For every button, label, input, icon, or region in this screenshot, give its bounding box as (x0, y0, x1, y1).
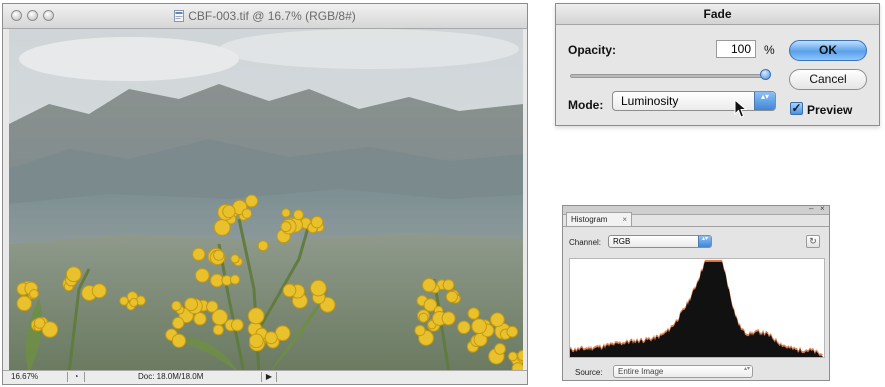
zoom-level-field[interactable]: 16.67% (11, 372, 61, 382)
fade-dialog-title[interactable]: Fade (556, 4, 879, 25)
flower-blossom (91, 283, 107, 299)
flower-blossom (414, 324, 426, 337)
fade-dialog: Fade Opacity: 100 % Mode: Luminosity ▴▾ … (555, 3, 880, 126)
status-bar: 16.67% ◔ Doc: 18.0M/18.0M ▶ (3, 370, 527, 384)
image-canvas[interactable] (9, 29, 523, 373)
flower-blossom (282, 283, 297, 298)
histogram-tab-label: Histogram (571, 215, 608, 224)
photo-image (9, 29, 523, 373)
channel-select-value: RGB (613, 237, 631, 246)
tab-close-icon[interactable]: × (622, 213, 627, 226)
flower-blossom (184, 297, 198, 312)
histogram-plot (570, 259, 824, 357)
flower-blossom (129, 297, 139, 308)
flower-blossom (441, 311, 456, 326)
flower-blossom (310, 215, 324, 229)
flower-blossom (457, 320, 471, 334)
tab-histogram[interactable]: Histogram × (566, 212, 632, 226)
palette-minimize-icon[interactable]: – (809, 204, 813, 213)
flower-blossom (222, 204, 236, 219)
flower-blossom (230, 254, 240, 264)
flower-blossom (281, 208, 291, 218)
tiff-file-icon (174, 10, 185, 22)
flower-blossom (241, 208, 253, 219)
flower-blossom (171, 333, 187, 348)
document-title-text: CBF-003.tif @ 16.7% (RGB/8#) (188, 9, 356, 23)
preview-label[interactable]: Preview (807, 103, 852, 117)
opacity-label: Opacity: (568, 43, 617, 57)
flower-blossom (213, 249, 225, 261)
channel-select[interactable]: RGB ▴▾ (608, 235, 712, 248)
status-menu-arrow-icon[interactable]: ▶ (261, 372, 277, 382)
flower-blossom (471, 318, 487, 335)
opacity-slider-thumb[interactable] (760, 69, 771, 80)
flower-blossom (494, 343, 506, 355)
channel-label: Channel: (569, 238, 602, 247)
mode-label: Mode: (568, 98, 604, 112)
opacity-slider[interactable] (570, 74, 766, 78)
mode-select[interactable]: Luminosity ▴▾ (612, 91, 776, 111)
source-label: Source: (575, 368, 603, 377)
flower-blossom (245, 194, 259, 208)
document-window: CBF-003.tif @ 16.7% (RGB/8#) 16.67% ◔ Do… (2, 3, 528, 385)
flower-blossom (421, 278, 437, 293)
flower-blossom (467, 307, 480, 320)
document-size-info: Doc: 18.0M/18.0M (138, 372, 204, 381)
document-titlebar[interactable]: CBF-003.tif @ 16.7% (RGB/8#) (3, 4, 527, 29)
cancel-button[interactable]: Cancel (789, 69, 867, 90)
flower-blossom (33, 317, 46, 329)
flower-blossom (192, 247, 206, 261)
flower-blossom (172, 316, 185, 330)
flower-blossom (29, 288, 39, 299)
flower-blossom (310, 279, 327, 297)
percent-sign: % (764, 43, 775, 57)
mode-select-value: Luminosity (621, 94, 679, 108)
flower-blossom (517, 350, 523, 362)
select-arrows-icon: ▴▾ (743, 366, 750, 372)
preview-checkbox[interactable]: ✓ (790, 102, 803, 115)
flower-blossom (65, 266, 82, 283)
select-arrows-icon: ▴▾ (698, 236, 711, 247)
flower-blossom (213, 219, 231, 236)
flower-blossom (212, 324, 224, 336)
flower-blossom (508, 351, 518, 362)
flower-blossom (506, 325, 519, 338)
select-arrows-icon: ▴▾ (754, 92, 775, 110)
flower-blossom (229, 274, 241, 285)
flower-blossom (264, 331, 278, 345)
flower-blossom (247, 307, 265, 325)
mouse-pointer-icon (734, 99, 748, 118)
flower-blossom (442, 279, 455, 291)
refresh-icon[interactable]: ↻ (806, 235, 820, 248)
document-title: CBF-003.tif @ 16.7% (RGB/8#) (3, 9, 527, 23)
flower-blossom (210, 273, 224, 288)
ok-button[interactable]: OK (789, 40, 867, 61)
status-info-icon[interactable]: ◔ (67, 372, 85, 382)
histogram-graph (569, 258, 825, 358)
opacity-input[interactable]: 100 (716, 40, 756, 58)
flower-blossom (171, 300, 182, 312)
histogram-panel-body: Channel: RGB ▴▾ ↻ Source: Entire Image ▴… (563, 226, 829, 380)
flower-blossom (193, 312, 207, 326)
flower-blossom (280, 221, 292, 233)
flower-blossom (445, 290, 459, 303)
flower-blossom (418, 312, 429, 323)
flower-blossom (248, 333, 264, 349)
flower-blossom (230, 318, 244, 332)
flower-blossom (257, 240, 269, 252)
histogram-palette: – × Histogram × Channel: RGB ▴▾ ↻ Source… (562, 204, 830, 381)
flower-blossom (293, 209, 304, 221)
flower-blossom (211, 308, 228, 326)
flower-blossom (490, 312, 505, 328)
source-select[interactable]: Entire Image ▴▾ (613, 365, 753, 378)
source-select-value: Entire Image (618, 367, 664, 376)
palette-close-icon[interactable]: × (820, 204, 825, 213)
flower-blossom (194, 268, 210, 283)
────
Opdracht:
Zet alle regels van het materiaal hierboven om in een Markdown-tabel met de kolommen "Nummer" en "Regel". Laat lege regels en de afbeeldingen weg.

Antwoord:
| Nummer | Regel |
|---|---|
| 1 | For every button, label, input, icon, or region in this screenshot, give its bounding box as (x0, y0, x1, y1). |
| 2 | zoom-level-field[interactable]: 16.67% (11, 372, 61, 382) |
| 3 | fade-dialog-title[interactable]: Fade (556, 4, 879, 25) |
| 4 | flower-blossom (91, 283, 107, 299) |
| 5 | flower-blossom (414, 324, 426, 337) |
| 6 | fade-dialog: Fade Opacity: 100 % Mode: Luminosity ▴▾ … (555, 3, 880, 126) |
| 7 | status-bar: 16.67% ◔ Doc: 18.0M/18.0M ▶ (3, 370, 527, 384) |
| 8 | image-canvas[interactable] (9, 29, 523, 373) |
| 9 | flower-blossom (282, 283, 297, 298) |
| 10 | histogram-tab-label: Histogram (571, 215, 608, 224) |
| 11 | photo-image (9, 29, 523, 373) |
| 12 | channel-select-value: RGB (613, 237, 631, 246) |
| 13 | tab-close-icon[interactable]: × (622, 213, 627, 226) |
| 14 | flower-blossom (184, 297, 198, 312) |
| 15 | histogram-plot (570, 259, 824, 357) |
| 16 | flower-blossom (129, 297, 139, 308) |
| 17 | flower-blossom (441, 311, 456, 326) |
| 18 | flower-blossom (310, 215, 324, 229) |
| 19 | flower-blossom (457, 320, 471, 334) |
| 20 | tab-histogram[interactable]: Histogram × (566, 212, 632, 226) |
| 21 | palette-minimize-icon[interactable]: – (809, 204, 813, 213) |
| 22 | flower-blossom (222, 204, 236, 219) |
| 23 | flower-blossom (230, 254, 240, 264) |
| 24 | flower-blossom (281, 208, 291, 218) |
| 25 | tiff-file-icon (174, 10, 185, 22) |
| 26 | flower-blossom (241, 208, 253, 219) |
| 27 | flower-blossom (171, 333, 187, 348) |
| 28 | document-title-text: CBF-003.tif @ 16.7% (RGB/8#) (188, 9, 356, 23) |
| 29 | preview-label[interactable]: Preview (807, 103, 852, 117) |
| 30 | opacity-label: Opacity: (568, 43, 617, 57) |
| 31 | flower-blossom (213, 249, 225, 261) |
| 32 | channel-select[interactable]: RGB ▴▾ (608, 235, 712, 248) |
| 33 | status-menu-arrow-icon[interactable]: ▶ (261, 372, 277, 382) |
| 34 | flower-blossom (471, 318, 487, 335) |
| 35 | opacity-slider-thumb[interactable] (760, 69, 771, 80) |
| 36 | flower-blossom (494, 343, 506, 355) |
| 37 | channel-label: Channel: (569, 238, 602, 247) |
| 38 | mode-label: Mode: (568, 98, 604, 112) |
| 39 | opacity-slider[interactable] (570, 74, 766, 78) |
| 40 | mode-select[interactable]: Luminosity ▴▾ (612, 91, 776, 111) |
| 41 | source-label: Source: (575, 368, 603, 377) |
| 42 | flower-blossom (245, 194, 259, 208) |
| 43 | document-window: CBF-003.tif @ 16.7% (RGB/8#) 16.67% ◔ Do… (2, 3, 528, 385) |
| 44 | flower-blossom (421, 278, 437, 293) |
| 45 | flower-blossom (467, 307, 480, 320) |
| 46 | document-size-info: Doc: 18.0M/18.0M (138, 372, 204, 381) |
| 47 | document-titlebar[interactable]: CBF-003.tif @ 16.7% (RGB/8#) (3, 4, 527, 29) |
| 48 | cancel-button[interactable]: Cancel (789, 69, 867, 90) |
| 49 | flower-blossom (33, 317, 46, 329) |
| 50 | flower-blossom (192, 247, 206, 261) |
| 51 | flower-blossom (172, 316, 185, 330) |
| 52 | flower-blossom (29, 288, 39, 299) |
| 53 | flower-blossom (310, 279, 327, 297) |
| 54 | percent-sign: % (764, 43, 775, 57) |
| 55 | mode-select-value: Luminosity (621, 94, 679, 108) |
| 56 | flower-blossom (517, 350, 523, 362) |
| 57 | select-arrows-icon: ▴▾ (743, 366, 750, 372) |
| 58 | preview-checkbox[interactable]: ✓ (790, 102, 803, 115) |
| 59 | flower-blossom (65, 266, 82, 283) |
| 60 | select-arrows-icon: ▴▾ (698, 236, 711, 247) |
| 61 | flower-blossom (213, 219, 231, 236) |
| 62 | flower-blossom (212, 324, 224, 336) |
| 63 | flower-blossom (508, 351, 518, 362) |
| 64 | flower-blossom (506, 325, 519, 338) |
| 65 | select-arrows-icon: ▴▾ (754, 92, 775, 110) |
| 66 | flower-blossom (229, 274, 241, 285) |
| 67 | flower-blossom (264, 331, 278, 345) |
| 68 | flower-blossom (247, 307, 265, 325) |
| 69 | mouse-pointer-icon (734, 99, 748, 118) |
| 70 | flower-blossom (442, 279, 455, 291) |
| 71 | refresh-icon[interactable]: ↻ (806, 235, 820, 248) |
| 72 | document-title: CBF-003.tif @ 16.7% (RGB/8#) (3, 9, 527, 23) |
| 73 | flower-blossom (210, 273, 224, 288) |
| 74 | ok-button[interactable]: OK (789, 40, 867, 61) |
| 75 | status-info-icon[interactable]: ◔ (67, 372, 85, 382) |
| 76 | histogram-graph (569, 258, 825, 358) |
| 77 | opacity-input[interactable]: 100 (716, 40, 756, 58) |
| 78 | flower-blossom (171, 300, 182, 312) |
| 79 | histogram-panel-body: Channel: RGB ▴▾ ↻ Source: Entire Image ▴… (563, 226, 829, 380) |
| 80 | flower-blossom (193, 312, 207, 326) |
| 81 | flower-blossom (280, 221, 292, 233) |
| 82 | flower-blossom (445, 290, 459, 303) |
| 83 | flower-blossom (418, 312, 429, 323) |
| 84 | flower-blossom (248, 333, 264, 349) |
| 85 | flower-blossom (230, 318, 244, 332) |
| 86 | flower-blossom (257, 240, 269, 252) |
| 87 | histogram-palette: – × Histogram × Channel: RGB ▴▾ ↻ Source… (562, 204, 830, 381) |
| 88 | flower-blossom (293, 209, 304, 221) |
| 89 | flower-blossom (211, 308, 228, 326) |
| 90 | flower-blossom (490, 312, 505, 328) |
| 91 | source-select[interactable]: Entire Image ▴▾ (613, 365, 753, 378) |
| 92 | source-select-value: Entire Image (618, 367, 664, 376) |
| 93 | palette-close-icon[interactable]: × (820, 204, 825, 213) |
| 94 | flower-blossom (194, 268, 210, 283) |